What to work on: Will you extract the entries word for word? Images should not appear in the copy.

┌─ Dataset content

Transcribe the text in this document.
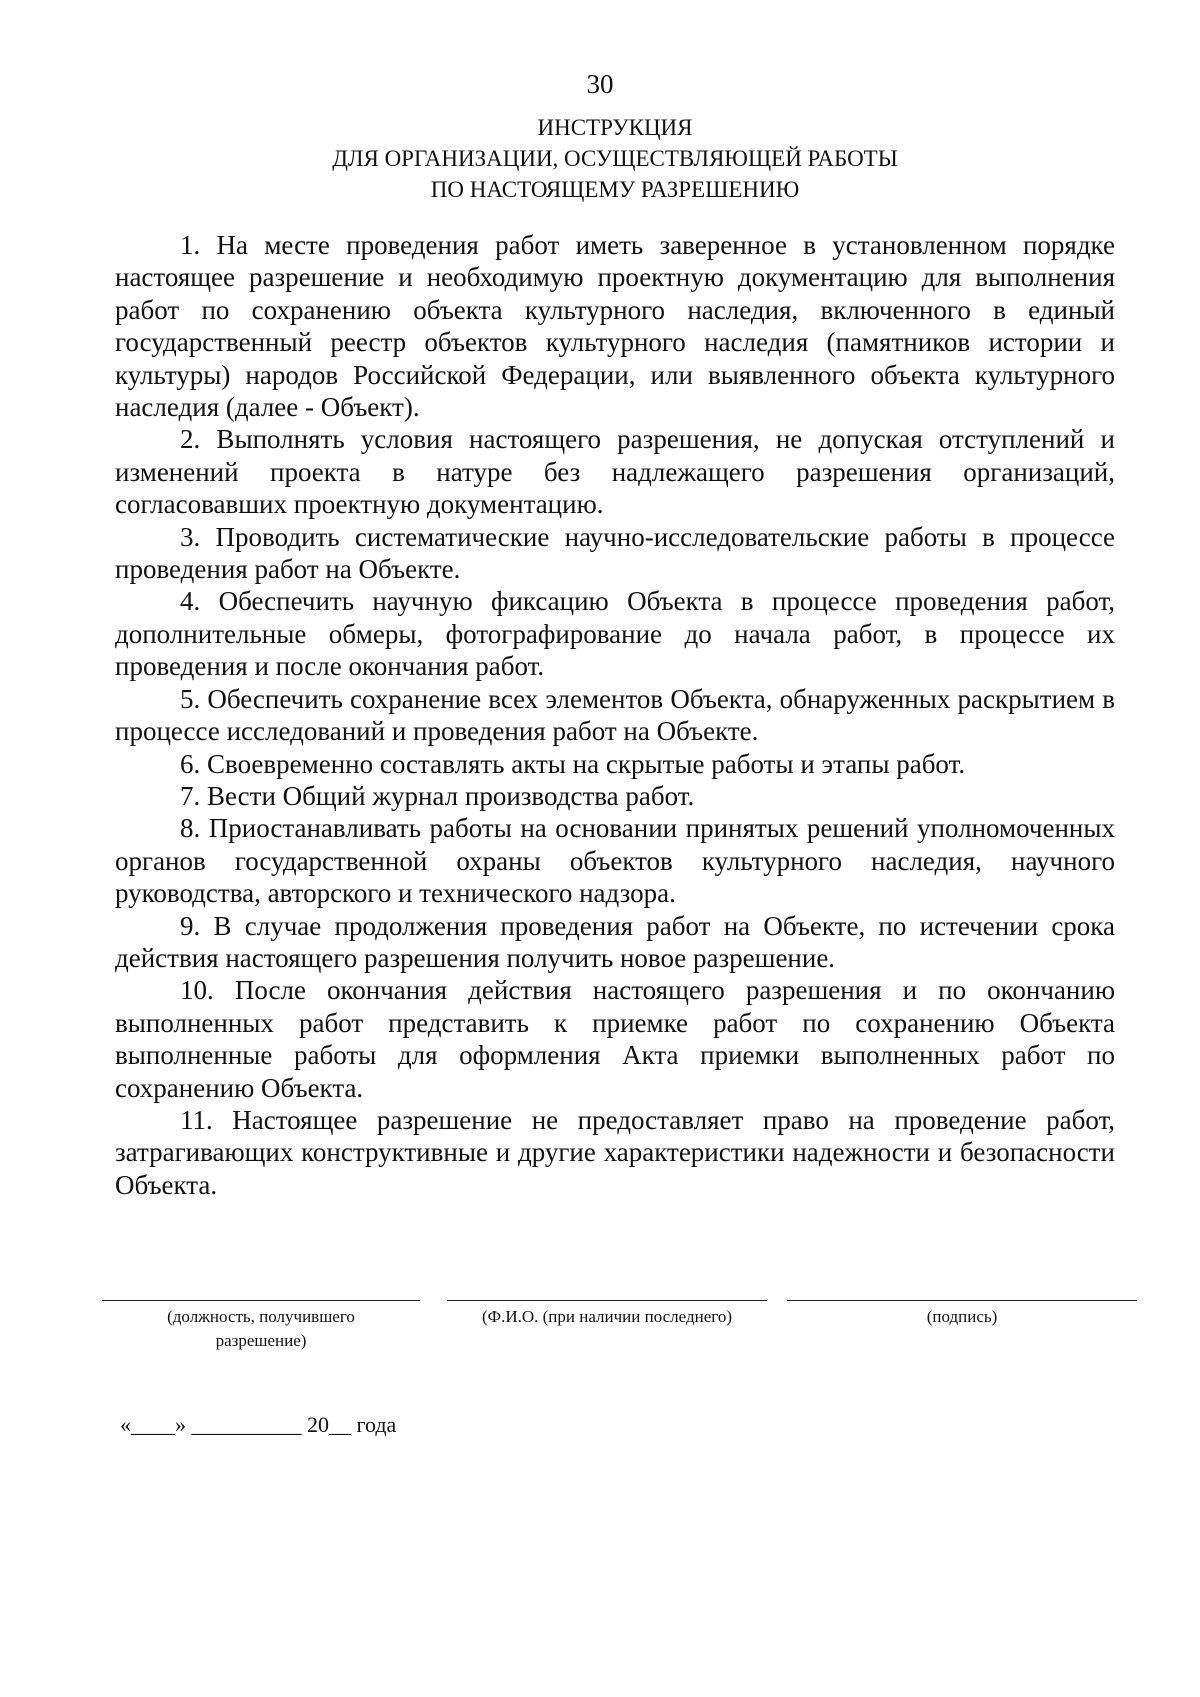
30
ИНСТРУКЦИЯ
ДЛЯ ОРГАНИЗАЦИИ, ОСУЩЕСТВЛЯЮЩЕЙ РАБОТЫ
ПО НАСТОЯЩЕМУ РАЗРЕШЕНИЮ

1. На месте проведения работ иметь заверенное в установленном порядке настоящее разрешение и необходимую проектную документацию для выполнения работ по сохранению объекта культурного наследия, включенного в единый государственный реестр объектов культурного наследия (памятников истории и культуры) народов Российской Федерации, или выявленного объекта культурного наследия (далее - Объект).

2. Выполнять условия настоящего разрешения, не допуская отступлений и изменений проекта в натуре без надлежащего разрешения организаций, согласовавших проектную документацию.

3. Проводить систематические научно-исследовательские работы в процессе проведения работ на Объекте.

4. Обеспечить научную фиксацию Объекта в процессе проведения работ, дополнительные обмеры, фотографирование до начала работ, в процессе их проведения и после окончания работ.

5. Обеспечить сохранение всех элементов Объекта, обнаруженных раскрытием в процессе исследований и проведения работ на Объекте.

6. Своевременно составлять акты на скрытые работы и этапы работ.

7. Вести Общий журнал производства работ.

8. Приостанавливать работы на основании принятых решений уполномоченных органов государственной охраны объектов культурного наследия, научного руководства, авторского и технического надзора.

9. В случае продолжения проведения работ на Объекте, по истечении срока действия настоящего разрешения получить новое разрешение.

10. После окончания действия настоящего разрешения и по окончанию выполненных работ представить к приемке работ по сохранению Объекта выполненные работы для оформления Акта приемки выполненных работ по сохранению Объекта.

11. Настоящее разрешение не предоставляет право на проведение работ, затрагивающих конструктивные и другие характеристики надежности и безопасности Объекта.

(должность, получившего
разрешение)
(Ф.И.О. (при наличии последнего)	(подпись)
«____» __________ 20__ года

└─

Exercise result:
Transcribe the text in this document.
30
ИНСТРУКЦИЯ
ДЛЯ ОРГАНИЗАЦИИ, ОСУЩЕСТВЛЯЮЩЕЙ РАБОТЫ
ПО НАСТОЯЩЕМУ РАЗРЕШЕНИЮ

1. На месте проведения работ иметь заверенное в установленном порядке настоящее разрешение и необходимую проектную документацию для выполнения работ по сохранению объекта культурного наследия, включенного в единый государственный реестр объектов культурного наследия (памятников истории и культуры) народов Российской Федерации, или выявленного объекта культурного наследия (далее - Объект).

2. Выполнять условия настоящего разрешения, не допуская отступлений и изменений проекта в натуре без надлежащего разрешения организаций, согласовавших проектную документацию.

3. Проводить систематические научно-исследовательские работы в процессе проведения работ на Объекте.

4. Обеспечить научную фиксацию Объекта в процессе проведения работ, дополнительные обмеры, фотографирование до начала работ, в процессе их проведения и после окончания работ.

5. Обеспечить сохранение всех элементов Объекта, обнаруженных раскрытием в процессе исследований и проведения работ на Объекте.

6. Своевременно составлять акты на скрытые работы и этапы работ.

7. Вести Общий журнал производства работ.

8. Приостанавливать работы на основании принятых решений уполномоченных органов государственной охраны объектов культурного наследия, научного руководства, авторского и технического надзора.

9. В случае продолжения проведения работ на Объекте, по истечении срока действия настоящего разрешения получить новое разрешение.

10. После окончания действия настоящего разрешения и по окончанию выполненных работ представить к приемке работ по сохранению Объекта выполненные работы для оформления Акта приемки выполненных работ по сохранению Объекта.

11. Настоящее разрешение не предоставляет право на проведение работ, затрагивающих конструктивные и другие характеристики надежности и безопасности Объекта.

(должность, получившего
разрешение)
(Ф.И.О. (при наличии последнего)	(подпись)
«____» __________ 20__ года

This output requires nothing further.